» Data for this exercise
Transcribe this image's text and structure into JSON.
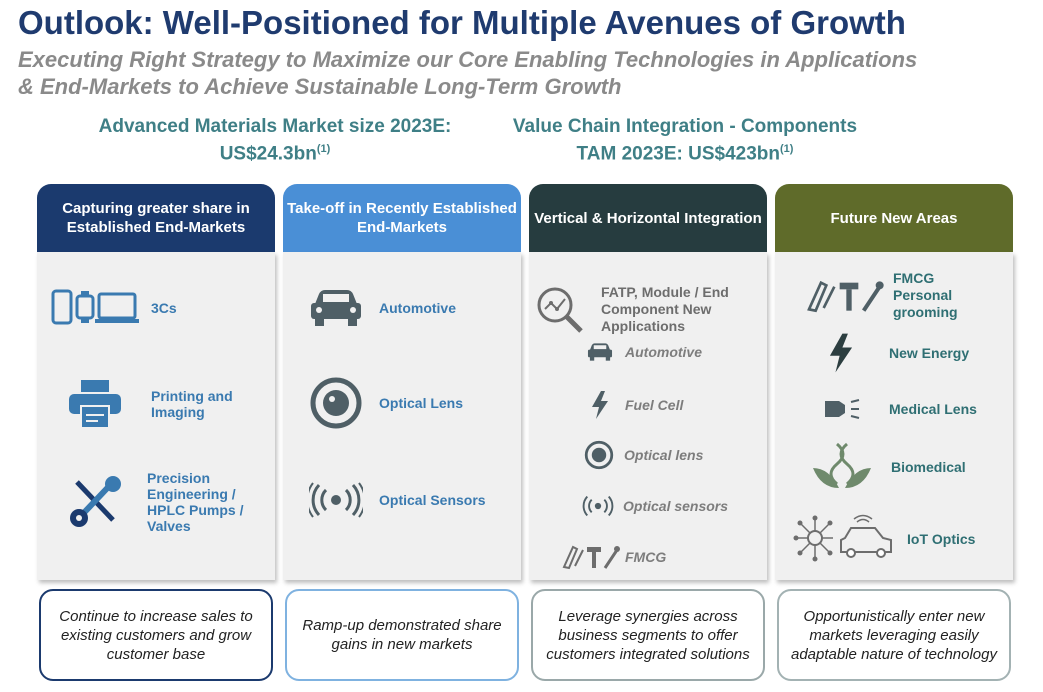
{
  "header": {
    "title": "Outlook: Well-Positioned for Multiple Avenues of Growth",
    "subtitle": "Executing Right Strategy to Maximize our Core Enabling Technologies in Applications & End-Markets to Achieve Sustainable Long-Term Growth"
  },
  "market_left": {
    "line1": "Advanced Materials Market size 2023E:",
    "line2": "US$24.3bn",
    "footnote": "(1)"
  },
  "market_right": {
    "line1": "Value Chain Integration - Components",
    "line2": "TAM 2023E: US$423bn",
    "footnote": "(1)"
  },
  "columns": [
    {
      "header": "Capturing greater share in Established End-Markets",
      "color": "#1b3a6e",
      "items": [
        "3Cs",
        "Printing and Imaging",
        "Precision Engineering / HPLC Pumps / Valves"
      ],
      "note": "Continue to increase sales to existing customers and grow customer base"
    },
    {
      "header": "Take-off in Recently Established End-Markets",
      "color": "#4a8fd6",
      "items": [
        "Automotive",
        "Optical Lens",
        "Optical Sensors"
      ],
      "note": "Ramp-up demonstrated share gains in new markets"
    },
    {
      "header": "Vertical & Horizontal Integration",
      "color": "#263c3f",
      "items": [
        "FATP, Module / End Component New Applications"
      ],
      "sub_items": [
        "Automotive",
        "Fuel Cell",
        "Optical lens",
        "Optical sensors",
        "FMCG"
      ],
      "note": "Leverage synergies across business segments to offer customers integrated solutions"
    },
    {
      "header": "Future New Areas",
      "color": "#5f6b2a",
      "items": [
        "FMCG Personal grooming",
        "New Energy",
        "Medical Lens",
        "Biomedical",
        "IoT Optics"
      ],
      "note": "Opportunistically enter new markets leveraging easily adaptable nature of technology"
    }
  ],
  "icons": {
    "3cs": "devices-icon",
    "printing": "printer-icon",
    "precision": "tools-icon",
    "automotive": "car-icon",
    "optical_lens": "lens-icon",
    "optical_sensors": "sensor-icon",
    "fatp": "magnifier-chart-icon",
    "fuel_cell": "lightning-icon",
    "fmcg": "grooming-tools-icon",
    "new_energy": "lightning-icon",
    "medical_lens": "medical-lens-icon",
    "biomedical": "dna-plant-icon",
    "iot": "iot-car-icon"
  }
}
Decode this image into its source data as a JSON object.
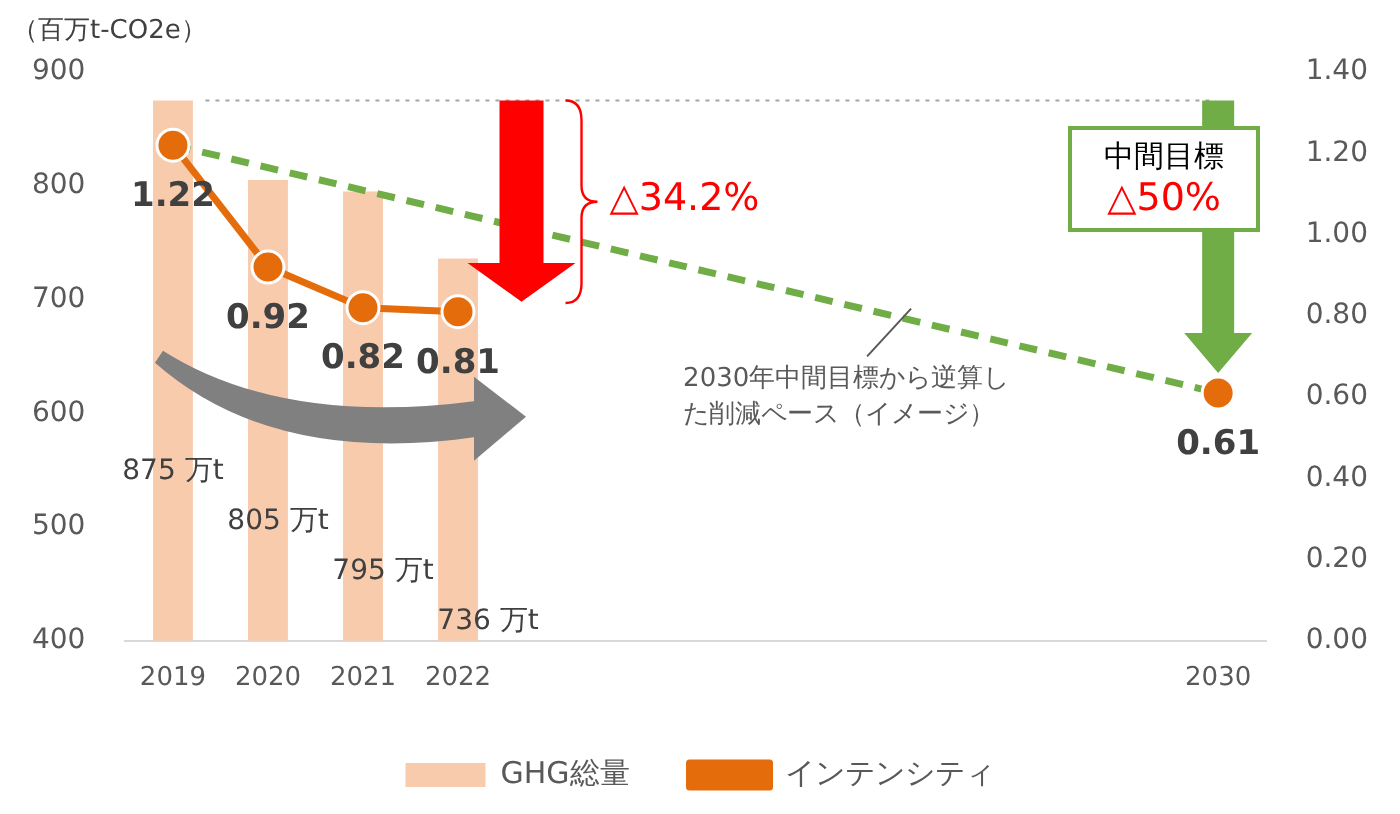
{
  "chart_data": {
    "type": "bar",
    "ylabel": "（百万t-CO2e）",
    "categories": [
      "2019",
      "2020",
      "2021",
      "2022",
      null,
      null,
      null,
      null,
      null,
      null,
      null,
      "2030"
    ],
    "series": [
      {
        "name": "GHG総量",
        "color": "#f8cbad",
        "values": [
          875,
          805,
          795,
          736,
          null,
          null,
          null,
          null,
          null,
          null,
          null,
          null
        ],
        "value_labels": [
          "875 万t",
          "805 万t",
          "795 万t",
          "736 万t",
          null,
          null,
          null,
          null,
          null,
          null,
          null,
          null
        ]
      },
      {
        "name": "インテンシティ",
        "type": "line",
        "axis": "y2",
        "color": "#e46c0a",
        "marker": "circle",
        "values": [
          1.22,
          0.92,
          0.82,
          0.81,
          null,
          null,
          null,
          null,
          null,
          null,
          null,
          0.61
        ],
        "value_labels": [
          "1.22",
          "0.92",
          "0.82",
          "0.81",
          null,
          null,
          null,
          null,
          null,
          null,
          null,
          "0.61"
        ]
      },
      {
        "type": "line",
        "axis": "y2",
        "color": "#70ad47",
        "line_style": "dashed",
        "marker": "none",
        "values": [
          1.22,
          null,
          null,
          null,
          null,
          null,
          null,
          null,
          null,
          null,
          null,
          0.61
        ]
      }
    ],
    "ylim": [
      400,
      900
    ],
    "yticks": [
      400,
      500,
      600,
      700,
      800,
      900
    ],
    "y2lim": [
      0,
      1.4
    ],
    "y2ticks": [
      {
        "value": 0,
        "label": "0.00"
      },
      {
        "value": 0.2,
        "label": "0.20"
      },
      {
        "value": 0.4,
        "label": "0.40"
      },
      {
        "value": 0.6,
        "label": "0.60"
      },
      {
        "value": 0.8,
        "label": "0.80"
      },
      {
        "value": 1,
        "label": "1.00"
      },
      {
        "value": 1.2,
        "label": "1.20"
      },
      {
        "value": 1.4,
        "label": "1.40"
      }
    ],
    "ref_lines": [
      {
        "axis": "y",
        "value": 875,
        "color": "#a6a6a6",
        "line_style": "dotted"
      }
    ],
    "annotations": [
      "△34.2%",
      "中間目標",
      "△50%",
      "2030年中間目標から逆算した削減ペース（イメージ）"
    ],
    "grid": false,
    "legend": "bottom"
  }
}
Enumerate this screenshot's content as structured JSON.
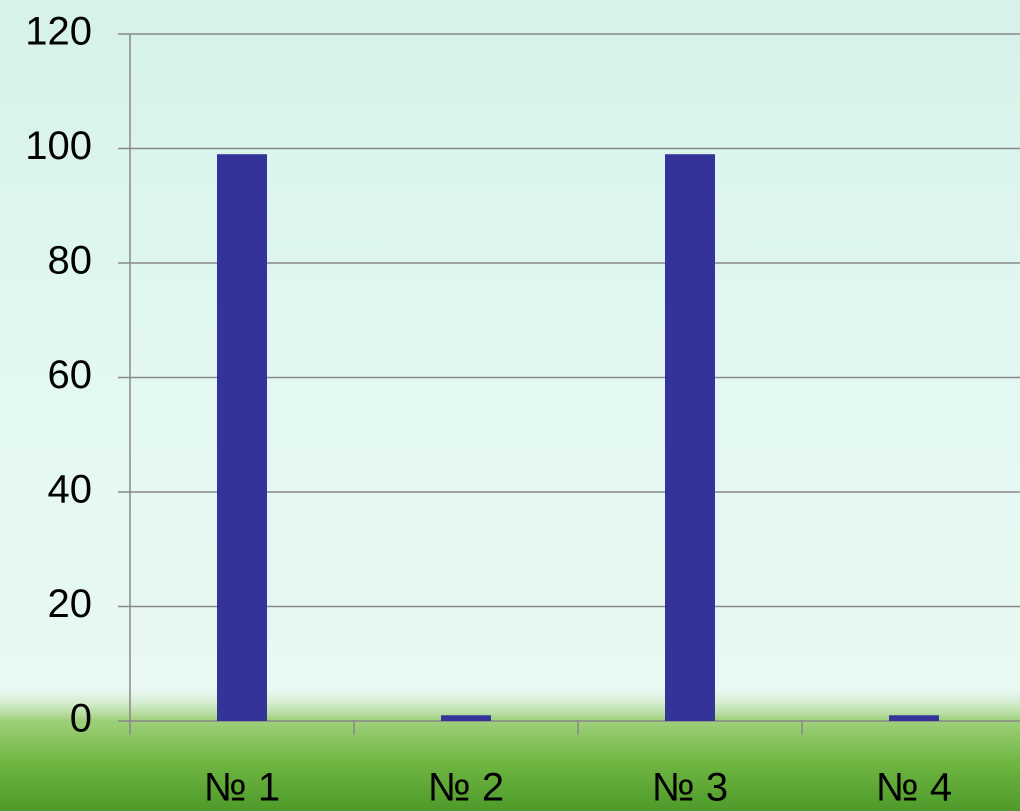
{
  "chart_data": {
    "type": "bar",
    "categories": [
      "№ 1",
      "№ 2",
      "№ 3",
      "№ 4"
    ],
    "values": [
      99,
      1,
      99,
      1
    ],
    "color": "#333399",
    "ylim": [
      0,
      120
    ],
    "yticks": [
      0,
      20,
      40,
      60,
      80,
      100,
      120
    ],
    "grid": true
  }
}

» What this task involves
Without the pictures, retype the whole of the material above exactly.

» Task response
Transcribe this image's text and structure into JSON.
{
  "header": {
    "title": "Outlook: Well-Positioned for Multiple Avenues of Growth",
    "subtitle": "Executing Right Strategy to Maximize our Core Enabling Technologies in Applications & End-Markets to Achieve Sustainable Long-Term Growth"
  },
  "market_left": {
    "line1": "Advanced Materials Market size 2023E:",
    "line2": "US$24.3bn",
    "footnote": "(1)"
  },
  "market_right": {
    "line1": "Value Chain Integration - Components",
    "line2": "TAM 2023E: US$423bn",
    "footnote": "(1)"
  },
  "columns": [
    {
      "header": "Capturing greater share in Established End-Markets",
      "color": "#1b3a6e",
      "items": [
        "3Cs",
        "Printing and Imaging",
        "Precision Engineering / HPLC Pumps / Valves"
      ],
      "note": "Continue to increase sales to existing customers and grow customer base"
    },
    {
      "header": "Take-off in Recently Established End-Markets",
      "color": "#4a8fd6",
      "items": [
        "Automotive",
        "Optical Lens",
        "Optical Sensors"
      ],
      "note": "Ramp-up demonstrated share gains in new markets"
    },
    {
      "header": "Vertical & Horizontal Integration",
      "color": "#263c3f",
      "items": [
        "FATP, Module / End Component New Applications"
      ],
      "sub_items": [
        "Automotive",
        "Fuel Cell",
        "Optical lens",
        "Optical sensors",
        "FMCG"
      ],
      "note": "Leverage synergies across business segments to offer customers integrated solutions"
    },
    {
      "header": "Future New Areas",
      "color": "#5f6b2a",
      "items": [
        "FMCG Personal grooming",
        "New Energy",
        "Medical Lens",
        "Biomedical",
        "IoT Optics"
      ],
      "note": "Opportunistically enter new markets leveraging easily adaptable nature of technology"
    }
  ],
  "icons": {
    "3cs": "devices-icon",
    "printing": "printer-icon",
    "precision": "tools-icon",
    "automotive": "car-icon",
    "optical_lens": "lens-icon",
    "optical_sensors": "sensor-icon",
    "fatp": "magnifier-chart-icon",
    "fuel_cell": "lightning-icon",
    "fmcg": "grooming-tools-icon",
    "new_energy": "lightning-icon",
    "medical_lens": "medical-lens-icon",
    "biomedical": "dna-plant-icon",
    "iot": "iot-car-icon"
  }
}
Decode this image into its source data as a JSON object.
{
  "chart_data": {
    "type": "bar",
    "ylabel": "（百万t-CO2e）",
    "categories": [
      "2019",
      "2020",
      "2021",
      "2022",
      null,
      null,
      null,
      null,
      null,
      null,
      null,
      "2030"
    ],
    "series": [
      {
        "name": "GHG総量",
        "color": "#f8cbad",
        "values": [
          875,
          805,
          795,
          736,
          null,
          null,
          null,
          null,
          null,
          null,
          null,
          null
        ],
        "value_labels": [
          "875 万t",
          "805 万t",
          "795 万t",
          "736 万t",
          null,
          null,
          null,
          null,
          null,
          null,
          null,
          null
        ]
      },
      {
        "name": "インテンシティ",
        "type": "line",
        "axis": "y2",
        "color": "#e46c0a",
        "marker": "circle",
        "values": [
          1.22,
          0.92,
          0.82,
          0.81,
          null,
          null,
          null,
          null,
          null,
          null,
          null,
          0.61
        ],
        "value_labels": [
          "1.22",
          "0.92",
          "0.82",
          "0.81",
          null,
          null,
          null,
          null,
          null,
          null,
          null,
          "0.61"
        ]
      },
      {
        "type": "line",
        "axis": "y2",
        "color": "#70ad47",
        "line_style": "dashed",
        "marker": "none",
        "values": [
          1.22,
          null,
          null,
          null,
          null,
          null,
          null,
          null,
          null,
          null,
          null,
          0.61
        ]
      }
    ],
    "ylim": [
      400,
      900
    ],
    "yticks": [
      400,
      500,
      600,
      700,
      800,
      900
    ],
    "y2lim": [
      0,
      1.4
    ],
    "y2ticks": [
      {
        "value": 0,
        "label": "0.00"
      },
      {
        "value": 0.2,
        "label": "0.20"
      },
      {
        "value": 0.4,
        "label": "0.40"
      },
      {
        "value": 0.6,
        "label": "0.60"
      },
      {
        "value": 0.8,
        "label": "0.80"
      },
      {
        "value": 1,
        "label": "1.00"
      },
      {
        "value": 1.2,
        "label": "1.20"
      },
      {
        "value": 1.4,
        "label": "1.40"
      }
    ],
    "ref_lines": [
      {
        "axis": "y",
        "value": 875,
        "color": "#a6a6a6",
        "line_style": "dotted"
      }
    ],
    "annotations": [
      "△34.2%",
      "中間目標",
      "△50%",
      "2030年中間目標から逆算した削減ペース（イメージ）"
    ],
    "grid": false,
    "legend": "bottom"
  }
}
Enumerate this screenshot's content as structured JSON.
{
  "chart_data": {
    "type": "bar",
    "categories": [
      "№ 1",
      "№ 2",
      "№ 3",
      "№ 4"
    ],
    "values": [
      99,
      1,
      99,
      1
    ],
    "color": "#333399",
    "ylim": [
      0,
      120
    ],
    "yticks": [
      0,
      20,
      40,
      60,
      80,
      100,
      120
    ],
    "grid": true
  }
}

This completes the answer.